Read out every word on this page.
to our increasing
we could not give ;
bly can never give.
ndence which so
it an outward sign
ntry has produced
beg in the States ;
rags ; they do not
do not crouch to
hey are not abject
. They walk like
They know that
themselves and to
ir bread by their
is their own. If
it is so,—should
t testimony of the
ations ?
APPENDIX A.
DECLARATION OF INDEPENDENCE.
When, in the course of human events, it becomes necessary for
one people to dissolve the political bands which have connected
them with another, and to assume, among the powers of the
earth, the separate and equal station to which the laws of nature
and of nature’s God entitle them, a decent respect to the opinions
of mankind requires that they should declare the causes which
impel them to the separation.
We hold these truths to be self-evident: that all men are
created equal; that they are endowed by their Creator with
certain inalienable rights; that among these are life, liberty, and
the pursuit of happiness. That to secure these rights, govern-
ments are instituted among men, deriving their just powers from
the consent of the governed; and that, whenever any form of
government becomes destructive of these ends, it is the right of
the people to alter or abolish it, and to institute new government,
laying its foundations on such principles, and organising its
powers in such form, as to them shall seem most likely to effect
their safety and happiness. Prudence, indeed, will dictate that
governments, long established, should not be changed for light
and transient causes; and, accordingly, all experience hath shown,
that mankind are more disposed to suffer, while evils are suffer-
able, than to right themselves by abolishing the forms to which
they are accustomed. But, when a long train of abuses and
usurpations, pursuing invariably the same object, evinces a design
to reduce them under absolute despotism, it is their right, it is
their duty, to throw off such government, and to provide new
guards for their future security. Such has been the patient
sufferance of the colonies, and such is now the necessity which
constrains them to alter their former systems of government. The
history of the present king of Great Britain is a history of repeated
____________________
- **YOUR GOAL**
For each line in the data above that contains the string "alter", extract the line.

- **PROBLEM SOLUTION**
the people to alter or abolish it, and to institute new government,
constrains them to alter their former systems of government. The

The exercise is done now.